Records from a collection of figures:
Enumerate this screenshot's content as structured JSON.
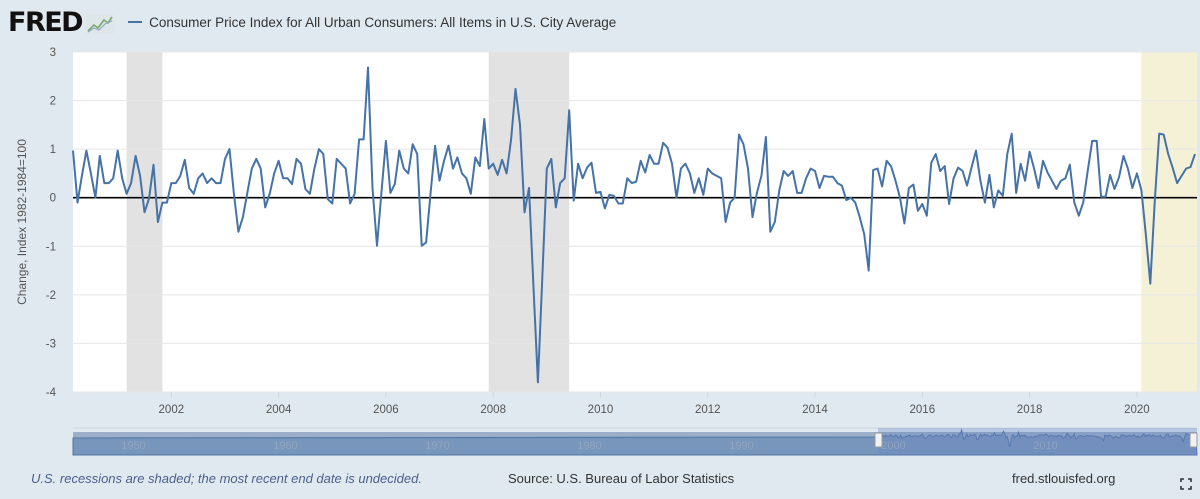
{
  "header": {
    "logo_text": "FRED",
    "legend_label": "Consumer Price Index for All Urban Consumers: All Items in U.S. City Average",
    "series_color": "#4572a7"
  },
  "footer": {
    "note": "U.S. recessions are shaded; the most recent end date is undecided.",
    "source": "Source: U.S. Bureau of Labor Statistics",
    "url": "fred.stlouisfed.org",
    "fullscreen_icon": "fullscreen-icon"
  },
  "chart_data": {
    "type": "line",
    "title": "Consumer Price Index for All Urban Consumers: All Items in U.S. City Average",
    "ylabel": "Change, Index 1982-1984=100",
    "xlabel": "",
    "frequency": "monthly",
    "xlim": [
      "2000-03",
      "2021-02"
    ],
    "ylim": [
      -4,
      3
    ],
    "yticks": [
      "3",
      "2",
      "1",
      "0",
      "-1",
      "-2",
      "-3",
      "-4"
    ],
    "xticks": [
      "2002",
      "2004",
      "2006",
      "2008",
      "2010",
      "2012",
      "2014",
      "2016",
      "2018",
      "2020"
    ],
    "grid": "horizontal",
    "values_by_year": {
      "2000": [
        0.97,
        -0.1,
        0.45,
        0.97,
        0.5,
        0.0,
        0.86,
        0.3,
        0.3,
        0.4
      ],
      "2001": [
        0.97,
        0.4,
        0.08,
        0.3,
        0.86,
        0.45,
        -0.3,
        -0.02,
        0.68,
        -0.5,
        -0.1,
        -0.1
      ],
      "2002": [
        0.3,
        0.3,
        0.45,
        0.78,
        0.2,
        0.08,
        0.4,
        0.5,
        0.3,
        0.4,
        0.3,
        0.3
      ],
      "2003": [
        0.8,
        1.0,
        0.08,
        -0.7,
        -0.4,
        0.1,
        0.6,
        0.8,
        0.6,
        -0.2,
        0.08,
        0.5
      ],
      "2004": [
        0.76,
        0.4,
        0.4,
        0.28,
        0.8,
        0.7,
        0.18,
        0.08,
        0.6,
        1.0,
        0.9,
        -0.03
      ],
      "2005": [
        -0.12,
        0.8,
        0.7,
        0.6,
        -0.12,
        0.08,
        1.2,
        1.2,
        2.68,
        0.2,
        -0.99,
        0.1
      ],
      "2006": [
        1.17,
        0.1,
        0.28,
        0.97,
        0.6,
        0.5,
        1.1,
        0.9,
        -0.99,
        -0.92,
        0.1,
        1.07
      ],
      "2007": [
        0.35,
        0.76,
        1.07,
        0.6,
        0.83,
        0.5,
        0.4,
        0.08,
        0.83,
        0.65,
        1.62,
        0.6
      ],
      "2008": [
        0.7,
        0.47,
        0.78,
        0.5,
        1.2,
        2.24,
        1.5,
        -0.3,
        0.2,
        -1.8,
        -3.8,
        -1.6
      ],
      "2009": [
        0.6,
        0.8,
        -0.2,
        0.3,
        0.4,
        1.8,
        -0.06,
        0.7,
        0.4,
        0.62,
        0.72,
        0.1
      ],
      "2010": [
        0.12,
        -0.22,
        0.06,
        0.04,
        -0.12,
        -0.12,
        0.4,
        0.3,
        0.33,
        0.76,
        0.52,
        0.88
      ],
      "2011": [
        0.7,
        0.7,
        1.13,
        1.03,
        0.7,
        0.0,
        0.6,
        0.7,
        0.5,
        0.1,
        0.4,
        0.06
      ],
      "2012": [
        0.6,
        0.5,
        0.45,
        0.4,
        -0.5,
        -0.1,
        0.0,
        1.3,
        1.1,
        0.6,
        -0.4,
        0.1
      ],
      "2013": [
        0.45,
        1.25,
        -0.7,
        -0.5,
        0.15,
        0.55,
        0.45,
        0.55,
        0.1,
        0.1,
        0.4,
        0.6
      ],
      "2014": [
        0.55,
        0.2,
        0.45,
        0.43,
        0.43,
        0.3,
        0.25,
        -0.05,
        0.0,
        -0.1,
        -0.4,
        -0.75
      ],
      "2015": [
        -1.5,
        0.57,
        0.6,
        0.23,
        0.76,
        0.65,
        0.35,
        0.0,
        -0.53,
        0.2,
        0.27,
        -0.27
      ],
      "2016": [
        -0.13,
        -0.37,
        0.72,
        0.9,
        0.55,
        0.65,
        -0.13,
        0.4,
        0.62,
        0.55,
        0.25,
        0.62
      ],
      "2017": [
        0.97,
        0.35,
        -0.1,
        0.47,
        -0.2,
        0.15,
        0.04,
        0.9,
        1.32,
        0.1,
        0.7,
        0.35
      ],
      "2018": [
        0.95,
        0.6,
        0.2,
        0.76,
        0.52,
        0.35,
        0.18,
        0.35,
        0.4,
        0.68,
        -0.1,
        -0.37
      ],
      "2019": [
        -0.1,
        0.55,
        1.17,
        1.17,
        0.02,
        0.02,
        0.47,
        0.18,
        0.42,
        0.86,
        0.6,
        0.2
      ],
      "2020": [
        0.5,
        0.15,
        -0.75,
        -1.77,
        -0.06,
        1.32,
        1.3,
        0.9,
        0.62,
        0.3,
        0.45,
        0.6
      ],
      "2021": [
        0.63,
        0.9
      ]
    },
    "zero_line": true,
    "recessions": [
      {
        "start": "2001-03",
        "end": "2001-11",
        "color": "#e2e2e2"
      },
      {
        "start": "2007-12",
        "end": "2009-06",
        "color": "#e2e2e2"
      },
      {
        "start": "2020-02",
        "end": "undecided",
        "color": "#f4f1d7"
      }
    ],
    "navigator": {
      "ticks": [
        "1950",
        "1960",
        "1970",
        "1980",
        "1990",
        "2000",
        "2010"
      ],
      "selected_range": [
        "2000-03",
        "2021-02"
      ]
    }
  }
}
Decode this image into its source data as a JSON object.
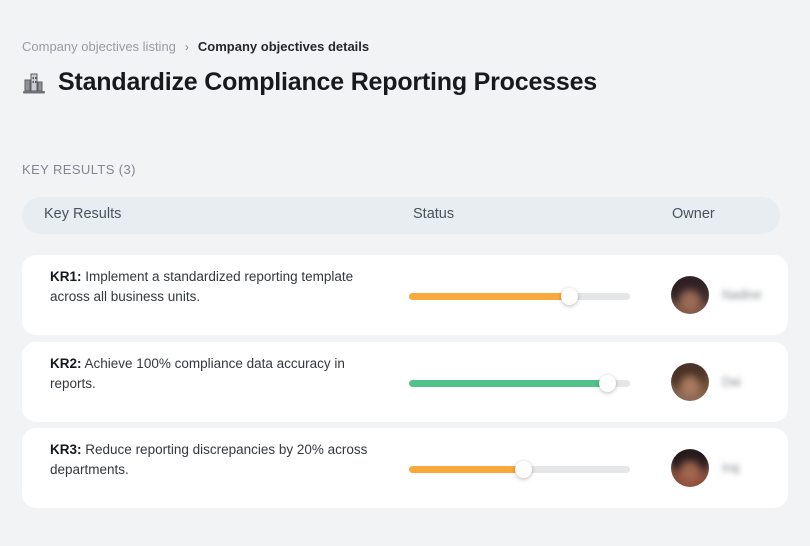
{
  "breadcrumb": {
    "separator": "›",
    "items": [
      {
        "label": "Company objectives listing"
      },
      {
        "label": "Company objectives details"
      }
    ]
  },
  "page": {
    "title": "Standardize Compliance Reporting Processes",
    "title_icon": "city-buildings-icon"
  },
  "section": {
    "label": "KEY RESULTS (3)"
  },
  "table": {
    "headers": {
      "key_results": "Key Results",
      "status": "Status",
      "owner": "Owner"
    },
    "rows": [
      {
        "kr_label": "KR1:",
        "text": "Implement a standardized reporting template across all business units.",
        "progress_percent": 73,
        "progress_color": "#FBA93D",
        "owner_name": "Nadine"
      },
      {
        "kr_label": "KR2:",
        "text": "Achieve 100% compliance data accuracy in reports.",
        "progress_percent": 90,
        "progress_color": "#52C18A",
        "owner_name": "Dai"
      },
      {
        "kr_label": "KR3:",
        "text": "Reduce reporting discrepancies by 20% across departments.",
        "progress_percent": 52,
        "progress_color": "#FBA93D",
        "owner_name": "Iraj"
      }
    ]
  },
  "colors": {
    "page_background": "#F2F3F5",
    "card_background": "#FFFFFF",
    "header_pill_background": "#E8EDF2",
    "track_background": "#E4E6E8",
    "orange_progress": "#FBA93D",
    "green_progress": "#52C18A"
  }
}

### WHAT IS ASKED
Go through the records and pull out each line that includes the word "Index".

### TASK ANSWER
    "legend_label": "Consumer Price Index for All Urban Consumers: All Items in U.S. City Average",
    "title": "Consumer Price Index for All Urban Consumers: All Items in U.S. City Average",
    "ylabel": "Change, Index 1982-1984=100",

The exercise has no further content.